(Stored records)
* begin *

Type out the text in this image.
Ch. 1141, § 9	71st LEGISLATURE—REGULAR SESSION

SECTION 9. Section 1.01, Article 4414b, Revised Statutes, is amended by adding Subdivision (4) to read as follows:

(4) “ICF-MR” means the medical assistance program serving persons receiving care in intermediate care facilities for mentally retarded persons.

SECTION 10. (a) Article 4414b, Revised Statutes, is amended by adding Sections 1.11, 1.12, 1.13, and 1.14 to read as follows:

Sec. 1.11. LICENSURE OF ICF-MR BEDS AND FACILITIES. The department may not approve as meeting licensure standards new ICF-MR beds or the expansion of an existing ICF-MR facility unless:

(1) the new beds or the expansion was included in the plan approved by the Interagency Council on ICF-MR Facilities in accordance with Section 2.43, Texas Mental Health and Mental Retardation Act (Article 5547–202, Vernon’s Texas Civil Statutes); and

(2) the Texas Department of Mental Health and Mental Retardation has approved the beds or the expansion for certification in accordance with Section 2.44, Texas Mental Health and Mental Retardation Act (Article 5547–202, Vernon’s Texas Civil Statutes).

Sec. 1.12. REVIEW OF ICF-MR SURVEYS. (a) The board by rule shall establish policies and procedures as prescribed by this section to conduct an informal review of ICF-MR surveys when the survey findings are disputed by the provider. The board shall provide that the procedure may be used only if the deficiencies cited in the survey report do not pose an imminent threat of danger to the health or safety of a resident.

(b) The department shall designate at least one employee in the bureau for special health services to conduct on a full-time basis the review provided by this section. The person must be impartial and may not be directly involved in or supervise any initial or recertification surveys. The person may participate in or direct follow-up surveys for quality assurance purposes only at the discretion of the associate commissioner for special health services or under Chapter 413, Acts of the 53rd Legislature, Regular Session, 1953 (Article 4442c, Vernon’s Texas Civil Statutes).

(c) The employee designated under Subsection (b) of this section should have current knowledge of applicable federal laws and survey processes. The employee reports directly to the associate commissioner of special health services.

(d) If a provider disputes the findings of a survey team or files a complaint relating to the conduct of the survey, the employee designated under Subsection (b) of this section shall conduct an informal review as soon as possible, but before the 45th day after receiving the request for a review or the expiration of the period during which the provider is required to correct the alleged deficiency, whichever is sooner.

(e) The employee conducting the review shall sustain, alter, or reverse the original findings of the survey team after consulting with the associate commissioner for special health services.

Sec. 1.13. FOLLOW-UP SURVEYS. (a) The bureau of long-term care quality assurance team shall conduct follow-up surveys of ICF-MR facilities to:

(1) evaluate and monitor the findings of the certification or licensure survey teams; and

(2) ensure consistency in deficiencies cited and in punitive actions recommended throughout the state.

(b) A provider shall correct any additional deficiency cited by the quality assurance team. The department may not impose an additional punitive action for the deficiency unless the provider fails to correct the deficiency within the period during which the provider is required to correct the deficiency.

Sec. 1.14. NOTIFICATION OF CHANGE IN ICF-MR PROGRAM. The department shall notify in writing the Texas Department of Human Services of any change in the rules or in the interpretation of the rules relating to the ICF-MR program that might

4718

* end *

Set task | Extract every entry in the listing word for word.

Task output |
Type out the text in this image.
Ch. 1141, § 9	71st LEGISLATURE—REGULAR SESSION

SECTION 9. Section 1.01, Article 4414b, Revised Statutes, is amended by adding Subdivision (4) to read as follows:

(4) “ICF-MR” means the medical assistance program serving persons receiving care in intermediate care facilities for mentally retarded persons.

SECTION 10. (a) Article 4414b, Revised Statutes, is amended by adding Sections 1.11, 1.12, 1.13, and 1.14 to read as follows:

Sec. 1.11. LICENSURE OF ICF-MR BEDS AND FACILITIES. The department may not approve as meeting licensure standards new ICF-MR beds or the expansion of an existing ICF-MR facility unless:

(1) the new beds or the expansion was included in the plan approved by the Interagency Council on ICF-MR Facilities in accordance with Section 2.43, Texas Mental Health and Mental Retardation Act (Article 5547–202, Vernon’s Texas Civil Statutes); and

(2) the Texas Department of Mental Health and Mental Retardation has approved the beds or the expansion for certification in accordance with Section 2.44, Texas Mental Health and Mental Retardation Act (Article 5547–202, Vernon’s Texas Civil Statutes).

Sec. 1.12. REVIEW OF ICF-MR SURVEYS. (a) The board by rule shall establish policies and procedures as prescribed by this section to conduct an informal review of ICF-MR surveys when the survey findings are disputed by the provider. The board shall provide that the procedure may be used only if the deficiencies cited in the survey report do not pose an imminent threat of danger to the health or safety of a resident.

(b) The department shall designate at least one employee in the bureau for special health services to conduct on a full-time basis the review provided by this section. The person must be impartial and may not be directly involved in or supervise any initial or recertification surveys. The person may participate in or direct follow-up surveys for quality assurance purposes only at the discretion of the associate commissioner for special health services or under Chapter 413, Acts of the 53rd Legislature, Regular Session, 1953 (Article 4442c, Vernon’s Texas Civil Statutes).

(c) The employee designated under Subsection (b) of this section should have current knowledge of applicable federal laws and survey processes. The employee reports directly to the associate commissioner of special health services.

(d) If a provider disputes the findings of a survey team or files a complaint relating to the conduct of the survey, the employee designated under Subsection (b) of this section shall conduct an informal review as soon as possible, but before the 45th day after receiving the request for a review or the expiration of the period during which the provider is required to correct the alleged deficiency, whichever is sooner.

(e) The employee conducting the review shall sustain, alter, or reverse the original findings of the survey team after consulting with the associate commissioner for special health services.

Sec. 1.13. FOLLOW-UP SURVEYS. (a) The bureau of long-term care quality assurance team shall conduct follow-up surveys of ICF-MR facilities to:

(1) evaluate and monitor the findings of the certification or licensure survey teams; and

(2) ensure consistency in deficiencies cited and in punitive actions recommended throughout the state.

(b) A provider shall correct any additional deficiency cited by the quality assurance team. The department may not impose an additional punitive action for the deficiency unless the provider fails to correct the deficiency within the period during which the provider is required to correct the deficiency.

Sec. 1.14. NOTIFICATION OF CHANGE IN ICF-MR PROGRAM. The department shall notify in writing the Texas Department of Human Services of any change in the rules or in the interpretation of the rules relating to the ICF-MR program that might

4718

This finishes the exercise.